Each line below should be reproduced without any alteration.
--- Begin Excerpted records ---
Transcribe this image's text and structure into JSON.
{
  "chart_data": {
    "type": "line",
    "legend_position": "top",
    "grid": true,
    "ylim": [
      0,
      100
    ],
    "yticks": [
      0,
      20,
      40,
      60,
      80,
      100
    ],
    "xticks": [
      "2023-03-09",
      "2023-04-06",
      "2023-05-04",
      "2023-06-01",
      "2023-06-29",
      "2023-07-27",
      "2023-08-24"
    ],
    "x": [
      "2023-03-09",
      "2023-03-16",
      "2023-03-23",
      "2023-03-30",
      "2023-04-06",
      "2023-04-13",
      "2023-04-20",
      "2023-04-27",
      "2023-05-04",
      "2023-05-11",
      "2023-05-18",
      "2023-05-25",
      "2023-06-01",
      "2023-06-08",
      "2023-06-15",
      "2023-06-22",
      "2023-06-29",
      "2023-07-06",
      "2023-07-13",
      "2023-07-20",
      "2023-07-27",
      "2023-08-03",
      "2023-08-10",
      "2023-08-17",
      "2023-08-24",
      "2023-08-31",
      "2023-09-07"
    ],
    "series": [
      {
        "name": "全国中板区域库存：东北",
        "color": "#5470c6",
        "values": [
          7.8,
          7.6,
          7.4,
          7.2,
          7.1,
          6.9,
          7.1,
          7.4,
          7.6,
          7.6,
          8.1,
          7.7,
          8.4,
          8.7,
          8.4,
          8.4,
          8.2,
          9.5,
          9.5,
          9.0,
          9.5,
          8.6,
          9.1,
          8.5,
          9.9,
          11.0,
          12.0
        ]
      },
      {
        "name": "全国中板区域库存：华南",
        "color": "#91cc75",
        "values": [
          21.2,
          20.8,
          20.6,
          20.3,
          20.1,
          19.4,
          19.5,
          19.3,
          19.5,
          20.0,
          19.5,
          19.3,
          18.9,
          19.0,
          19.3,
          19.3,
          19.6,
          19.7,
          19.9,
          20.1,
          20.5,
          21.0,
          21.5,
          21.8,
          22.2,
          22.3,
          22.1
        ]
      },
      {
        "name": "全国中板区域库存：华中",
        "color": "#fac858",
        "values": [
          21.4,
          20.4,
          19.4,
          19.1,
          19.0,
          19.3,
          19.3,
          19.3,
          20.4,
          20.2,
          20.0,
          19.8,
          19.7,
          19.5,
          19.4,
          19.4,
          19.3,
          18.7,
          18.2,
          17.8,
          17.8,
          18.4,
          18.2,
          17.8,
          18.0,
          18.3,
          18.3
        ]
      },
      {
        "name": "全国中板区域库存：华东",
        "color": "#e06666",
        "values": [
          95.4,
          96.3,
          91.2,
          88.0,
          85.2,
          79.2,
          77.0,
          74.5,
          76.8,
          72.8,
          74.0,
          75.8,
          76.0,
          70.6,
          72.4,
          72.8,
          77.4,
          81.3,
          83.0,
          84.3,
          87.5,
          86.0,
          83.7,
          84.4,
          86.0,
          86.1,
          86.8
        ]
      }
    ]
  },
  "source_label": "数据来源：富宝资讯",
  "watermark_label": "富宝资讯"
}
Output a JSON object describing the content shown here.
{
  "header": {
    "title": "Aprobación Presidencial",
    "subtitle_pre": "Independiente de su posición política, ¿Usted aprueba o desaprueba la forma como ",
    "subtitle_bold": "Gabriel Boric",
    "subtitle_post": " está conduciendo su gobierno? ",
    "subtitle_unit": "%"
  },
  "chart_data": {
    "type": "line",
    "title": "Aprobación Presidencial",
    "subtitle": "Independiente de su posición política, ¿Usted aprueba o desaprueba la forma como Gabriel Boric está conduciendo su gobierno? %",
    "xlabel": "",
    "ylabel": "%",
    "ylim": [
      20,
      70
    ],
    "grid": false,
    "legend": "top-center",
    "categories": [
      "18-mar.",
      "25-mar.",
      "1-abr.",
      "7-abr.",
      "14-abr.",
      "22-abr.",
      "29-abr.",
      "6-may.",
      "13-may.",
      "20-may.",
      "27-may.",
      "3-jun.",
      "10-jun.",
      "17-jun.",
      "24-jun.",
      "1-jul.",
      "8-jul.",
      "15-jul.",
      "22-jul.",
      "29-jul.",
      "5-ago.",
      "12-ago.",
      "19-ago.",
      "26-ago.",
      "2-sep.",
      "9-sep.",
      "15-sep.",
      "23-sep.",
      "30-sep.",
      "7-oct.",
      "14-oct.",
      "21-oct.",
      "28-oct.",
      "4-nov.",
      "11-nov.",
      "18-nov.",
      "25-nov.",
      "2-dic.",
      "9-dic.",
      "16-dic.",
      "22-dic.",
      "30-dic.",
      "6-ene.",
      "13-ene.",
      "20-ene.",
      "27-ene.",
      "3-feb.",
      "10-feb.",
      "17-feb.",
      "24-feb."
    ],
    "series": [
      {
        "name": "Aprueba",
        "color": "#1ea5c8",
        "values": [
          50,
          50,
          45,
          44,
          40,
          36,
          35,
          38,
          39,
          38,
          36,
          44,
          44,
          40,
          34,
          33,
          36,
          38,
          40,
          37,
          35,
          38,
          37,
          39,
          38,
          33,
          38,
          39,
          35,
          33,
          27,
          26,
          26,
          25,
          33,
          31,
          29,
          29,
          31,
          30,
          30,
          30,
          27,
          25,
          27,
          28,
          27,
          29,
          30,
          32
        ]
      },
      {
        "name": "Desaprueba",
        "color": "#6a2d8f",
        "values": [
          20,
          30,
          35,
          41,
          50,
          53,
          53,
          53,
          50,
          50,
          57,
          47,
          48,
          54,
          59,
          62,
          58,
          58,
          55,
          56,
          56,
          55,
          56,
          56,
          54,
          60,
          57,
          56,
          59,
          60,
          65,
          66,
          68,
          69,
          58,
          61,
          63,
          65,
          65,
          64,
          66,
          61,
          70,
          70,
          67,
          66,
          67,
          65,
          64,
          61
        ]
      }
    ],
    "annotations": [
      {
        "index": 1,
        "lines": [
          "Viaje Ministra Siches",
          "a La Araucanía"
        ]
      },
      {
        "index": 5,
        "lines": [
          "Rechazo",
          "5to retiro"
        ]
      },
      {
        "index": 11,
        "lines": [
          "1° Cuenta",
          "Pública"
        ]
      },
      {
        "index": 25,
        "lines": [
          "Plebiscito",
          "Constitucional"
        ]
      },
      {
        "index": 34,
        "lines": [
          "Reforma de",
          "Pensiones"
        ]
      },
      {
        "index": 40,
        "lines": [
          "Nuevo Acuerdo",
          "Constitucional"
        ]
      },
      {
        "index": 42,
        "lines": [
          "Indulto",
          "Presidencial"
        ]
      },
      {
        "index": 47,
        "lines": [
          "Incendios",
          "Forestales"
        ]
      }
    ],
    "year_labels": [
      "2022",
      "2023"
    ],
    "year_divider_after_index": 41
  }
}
--- End Excerpted records ---
__Correct result__.
Transcribe this image's text and structure into JSON.
{
  "chart_data": {
    "type": "line",
    "legend_position": "top",
    "grid": true,
    "ylim": [
      0,
      100
    ],
    "yticks": [
      0,
      20,
      40,
      60,
      80,
      100
    ],
    "xticks": [
      "2023-03-09",
      "2023-04-06",
      "2023-05-04",
      "2023-06-01",
      "2023-06-29",
      "2023-07-27",
      "2023-08-24"
    ],
    "x": [
      "2023-03-09",
      "2023-03-16",
      "2023-03-23",
      "2023-03-30",
      "2023-04-06",
      "2023-04-13",
      "2023-04-20",
      "2023-04-27",
      "2023-05-04",
      "2023-05-11",
      "2023-05-18",
      "2023-05-25",
      "2023-06-01",
      "2023-06-08",
      "2023-06-15",
      "2023-06-22",
      "2023-06-29",
      "2023-07-06",
      "2023-07-13",
      "2023-07-20",
      "2023-07-27",
      "2023-08-03",
      "2023-08-10",
      "2023-08-17",
      "2023-08-24",
      "2023-08-31",
      "2023-09-07"
    ],
    "series": [
      {
        "name": "全国中板区域库存：东北",
        "color": "#5470c6",
        "values": [
          7.8,
          7.6,
          7.4,
          7.2,
          7.1,
          6.9,
          7.1,
          7.4,
          7.6,
          7.6,
          8.1,
          7.7,
          8.4,
          8.7,
          8.4,
          8.4,
          8.2,
          9.5,
          9.5,
          9.0,
          9.5,
          8.6,
          9.1,
          8.5,
          9.9,
          11.0,
          12.0
        ]
      },
      {
        "name": "全国中板区域库存：华南",
        "color": "#91cc75",
        "values": [
          21.2,
          20.8,
          20.6,
          20.3,
          20.1,
          19.4,
          19.5,
          19.3,
          19.5,
          20.0,
          19.5,
          19.3,
          18.9,
          19.0,
          19.3,
          19.3,
          19.6,
          19.7,
          19.9,
          20.1,
          20.5,
          21.0,
          21.5,
          21.8,
          22.2,
          22.3,
          22.1
        ]
      },
      {
        "name": "全国中板区域库存：华中",
        "color": "#fac858",
        "values": [
          21.4,
          20.4,
          19.4,
          19.1,
          19.0,
          19.3,
          19.3,
          19.3,
          20.4,
          20.2,
          20.0,
          19.8,
          19.7,
          19.5,
          19.4,
          19.4,
          19.3,
          18.7,
          18.2,
          17.8,
          17.8,
          18.4,
          18.2,
          17.8,
          18.0,
          18.3,
          18.3
        ]
      },
      {
        "name": "全国中板区域库存：华东",
        "color": "#e06666",
        "values": [
          95.4,
          96.3,
          91.2,
          88.0,
          85.2,
          79.2,
          77.0,
          74.5,
          76.8,
          72.8,
          74.0,
          75.8,
          76.0,
          70.6,
          72.4,
          72.8,
          77.4,
          81.3,
          83.0,
          84.3,
          87.5,
          86.0,
          83.7,
          84.4,
          86.0,
          86.1,
          86.8
        ]
      }
    ]
  },
  "source_label": "数据来源：富宝资讯",
  "watermark_label": "富宝资讯"
}
Output a JSON object describing the content shown here.
{
  "header": {
    "title": "Aprobación Presidencial",
    "subtitle_pre": "Independiente de su posición política, ¿Usted aprueba o desaprueba la forma como ",
    "subtitle_bold": "Gabriel Boric",
    "subtitle_post": " está conduciendo su gobierno? ",
    "subtitle_unit": "%"
  },
  "chart_data": {
    "type": "line",
    "title": "Aprobación Presidencial",
    "subtitle": "Independiente de su posición política, ¿Usted aprueba o desaprueba la forma como Gabriel Boric está conduciendo su gobierno? %",
    "xlabel": "",
    "ylabel": "%",
    "ylim": [
      20,
      70
    ],
    "grid": false,
    "legend": "top-center",
    "categories": [
      "18-mar.",
      "25-mar.",
      "1-abr.",
      "7-abr.",
      "14-abr.",
      "22-abr.",
      "29-abr.",
      "6-may.",
      "13-may.",
      "20-may.",
      "27-may.",
      "3-jun.",
      "10-jun.",
      "17-jun.",
      "24-jun.",
      "1-jul.",
      "8-jul.",
      "15-jul.",
      "22-jul.",
      "29-jul.",
      "5-ago.",
      "12-ago.",
      "19-ago.",
      "26-ago.",
      "2-sep.",
      "9-sep.",
      "15-sep.",
      "23-sep.",
      "30-sep.",
      "7-oct.",
      "14-oct.",
      "21-oct.",
      "28-oct.",
      "4-nov.",
      "11-nov.",
      "18-nov.",
      "25-nov.",
      "2-dic.",
      "9-dic.",
      "16-dic.",
      "22-dic.",
      "30-dic.",
      "6-ene.",
      "13-ene.",
      "20-ene.",
      "27-ene.",
      "3-feb.",
      "10-feb.",
      "17-feb.",
      "24-feb."
    ],
    "series": [
      {
        "name": "Aprueba",
        "color": "#1ea5c8",
        "values": [
          50,
          50,
          45,
          44,
          40,
          36,
          35,
          38,
          39,
          38,
          36,
          44,
          44,
          40,
          34,
          33,
          36,
          38,
          40,
          37,
          35,
          38,
          37,
          39,
          38,
          33,
          38,
          39,
          35,
          33,
          27,
          26,
          26,
          25,
          33,
          31,
          29,
          29,
          31,
          30,
          30,
          30,
          27,
          25,
          27,
          28,
          27,
          29,
          30,
          32
        ]
      },
      {
        "name": "Desaprueba",
        "color": "#6a2d8f",
        "values": [
          20,
          30,
          35,
          41,
          50,
          53,
          53,
          53,
          50,
          50,
          57,
          47,
          48,
          54,
          59,
          62,
          58,
          58,
          55,
          56,
          56,
          55,
          56,
          56,
          54,
          60,
          57,
          56,
          59,
          60,
          65,
          66,
          68,
          69,
          58,
          61,
          63,
          65,
          65,
          64,
          66,
          61,
          70,
          70,
          67,
          66,
          67,
          65,
          64,
          61
        ]
      }
    ],
    "annotations": [
      {
        "index": 1,
        "lines": [
          "Viaje Ministra Siches",
          "a La Araucanía"
        ]
      },
      {
        "index": 5,
        "lines": [
          "Rechazo",
          "5to retiro"
        ]
      },
      {
        "index": 11,
        "lines": [
          "1° Cuenta",
          "Pública"
        ]
      },
      {
        "index": 25,
        "lines": [
          "Plebiscito",
          "Constitucional"
        ]
      },
      {
        "index": 34,
        "lines": [
          "Reforma de",
          "Pensiones"
        ]
      },
      {
        "index": 40,
        "lines": [
          "Nuevo Acuerdo",
          "Constitucional"
        ]
      },
      {
        "index": 42,
        "lines": [
          "Indulto",
          "Presidencial"
        ]
      },
      {
        "index": 47,
        "lines": [
          "Incendios",
          "Forestales"
        ]
      }
    ],
    "year_labels": [
      "2022",
      "2023"
    ],
    "year_divider_after_index": 41
  }
}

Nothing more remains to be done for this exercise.